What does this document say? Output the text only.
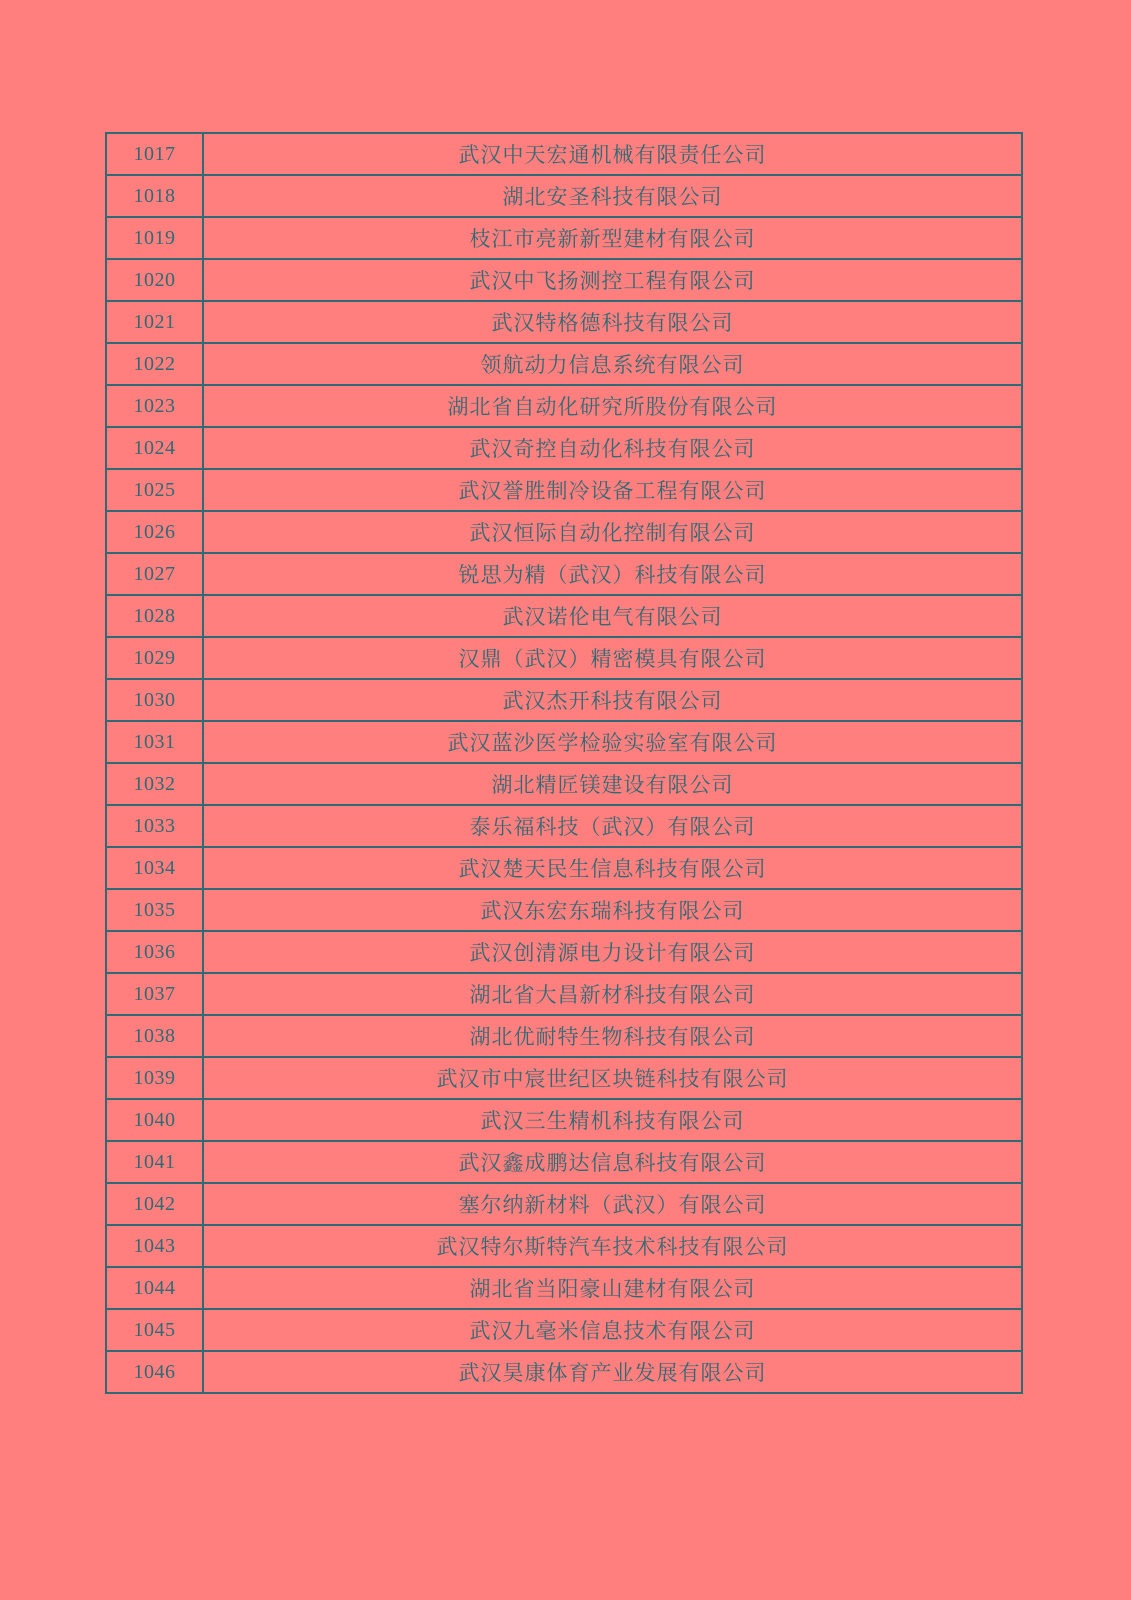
1017	武汉中天宏通机械有限责任公司
1018	湖北安圣科技有限公司
1019	枝江市亮新新型建材有限公司
1020	武汉中飞扬测控工程有限公司
1021	武汉特格德科技有限公司
1022	领航动力信息系统有限公司
1023	湖北省自动化研究所股份有限公司
1024	武汉奇控自动化科技有限公司
1025	武汉誉胜制冷设备工程有限公司
1026	武汉恒际自动化控制有限公司
1027	锐思为精（武汉）科技有限公司
1028	武汉诺伦电气有限公司
1029	汉鼎（武汉）精密模具有限公司
1030	武汉杰开科技有限公司
1031	武汉蓝沙医学检验实验室有限公司
1032	湖北精匠镁建设有限公司
1033	泰乐福科技（武汉）有限公司
1034	武汉楚天民生信息科技有限公司
1035	武汉东宏东瑞科技有限公司
1036	武汉创清源电力设计有限公司
1037	湖北省大昌新材科技有限公司
1038	湖北优耐特生物科技有限公司
1039	武汉市中宸世纪区块链科技有限公司
1040	武汉三生精机科技有限公司
1041	武汉鑫成鹏达信息科技有限公司
1042	塞尔纳新材料（武汉）有限公司
1043	武汉特尔斯特汽车技术科技有限公司
1044	湖北省当阳豪山建材有限公司
1045	武汉九毫米信息技术有限公司
1046	武汉昊康体育产业发展有限公司
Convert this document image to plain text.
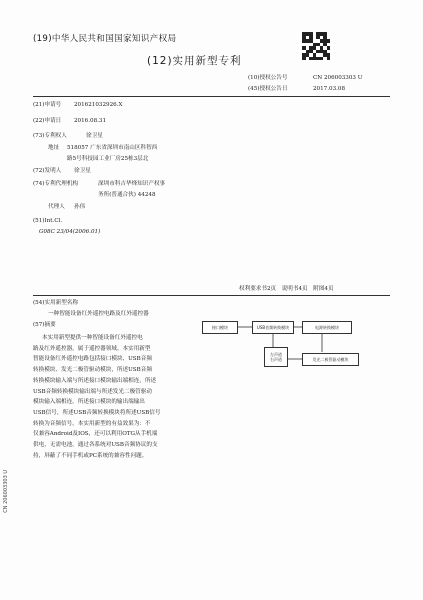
(19)中华人民共和国国家知识产权局
(12)实用新型专利
(10)授权公告号	CN 206003303 U
(45)授权公告日	2017.03.08
(21)申请号 201621032926.X
(22)申请日 2016.08.31
(73)专利权人	徐卫星
地址 518057 广东省深圳市南山区科智西
路5号科技园工业厂房25栋3层北
(72)发明人 徐卫星
(74)专利代理机构	深圳市科吉华烽知识产权事
务所(普通合伙) 44248
代理人 孙伟
(51)Int.Cl.
G08C 23/04(2006.01)
权利要求书2页　说明书4页　附图4页
(54)实用新型名称
一种智能设备红外遥控电路及红外遥控器
(57)摘要

本实用新型提供一种智能设备红外遥控电

路及红外遥控器，属于遥控器领域。本实用新型

智能设备红外遥控电路包括接口模块、USB音频

转换模块、发光二极管驱动模块，所述USB音频

转换模块输入端与所述接口模块输出端相连，所述

USB音频转换模块输出端与所述发光二极管驱动

模块输入端相连，所述接口模块的输出端输出

USB信号，所述USB音频转换模块将所述USB信号

转换为音频信号。本实用新型的有益效果为：不

仅兼容Android及IOS，还可以利用OTG从手机端

供电，无需电池，通过各系统对USB音频协议的支

持，屏蔽了不同手机或PC系统的兼容性问题。

接口模块	USB音频转换模块	电源转换模块
左声道
右声道	发光二极管驱动模块
CN 206003303 U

* Exercise instructions: Reproduce the whole listing above word for word, but not its pictures.

* Answer to the exercise:
What does this document say? Output the text only.
1017	武汉中天宏通机械有限责任公司
1018	湖北安圣科技有限公司
1019	枝江市亮新新型建材有限公司
1020	武汉中飞扬测控工程有限公司
1021	武汉特格德科技有限公司
1022	领航动力信息系统有限公司
1023	湖北省自动化研究所股份有限公司
1024	武汉奇控自动化科技有限公司
1025	武汉誉胜制冷设备工程有限公司
1026	武汉恒际自动化控制有限公司
1027	锐思为精（武汉）科技有限公司
1028	武汉诺伦电气有限公司
1029	汉鼎（武汉）精密模具有限公司
1030	武汉杰开科技有限公司
1031	武汉蓝沙医学检验实验室有限公司
1032	湖北精匠镁建设有限公司
1033	泰乐福科技（武汉）有限公司
1034	武汉楚天民生信息科技有限公司
1035	武汉东宏东瑞科技有限公司
1036	武汉创清源电力设计有限公司
1037	湖北省大昌新材科技有限公司
1038	湖北优耐特生物科技有限公司
1039	武汉市中宸世纪区块链科技有限公司
1040	武汉三生精机科技有限公司
1041	武汉鑫成鹏达信息科技有限公司
1042	塞尔纳新材料（武汉）有限公司
1043	武汉特尔斯特汽车技术科技有限公司
1044	湖北省当阳豪山建材有限公司
1045	武汉九毫米信息技术有限公司
1046	武汉昊康体育产业发展有限公司
Convert this document image to plain text.
(19)中华人民共和国国家知识产权局
(12)实用新型专利
(10)授权公告号	CN 206003303 U
(45)授权公告日	2017.03.08
(21)申请号 201621032926.X
(22)申请日 2016.08.31
(73)专利权人	徐卫星
地址 518057 广东省深圳市南山区科智西
路5号科技园工业厂房25栋3层北
(72)发明人 徐卫星
(74)专利代理机构	深圳市科吉华烽知识产权事
务所(普通合伙) 44248
代理人 孙伟
(51)Int.Cl.
G08C 23/04(2006.01)
权利要求书2页　说明书4页　附图4页
(54)实用新型名称
一种智能设备红外遥控电路及红外遥控器
(57)摘要

本实用新型提供一种智能设备红外遥控电

路及红外遥控器，属于遥控器领域。本实用新型

智能设备红外遥控电路包括接口模块、USB音频

转换模块、发光二极管驱动模块，所述USB音频

转换模块输入端与所述接口模块输出端相连，所述

USB音频转换模块输出端与所述发光二极管驱动

模块输入端相连，所述接口模块的输出端输出

USB信号，所述USB音频转换模块将所述USB信号

转换为音频信号。本实用新型的有益效果为：不

仅兼容Android及IOS，还可以利用OTG从手机端

供电，无需电池，通过各系统对USB音频协议的支

持，屏蔽了不同手机或PC系统的兼容性问题。

接口模块	USB音频转换模块	电源转换模块
左声道
右声道	发光二极管驱动模块
CN 206003303 U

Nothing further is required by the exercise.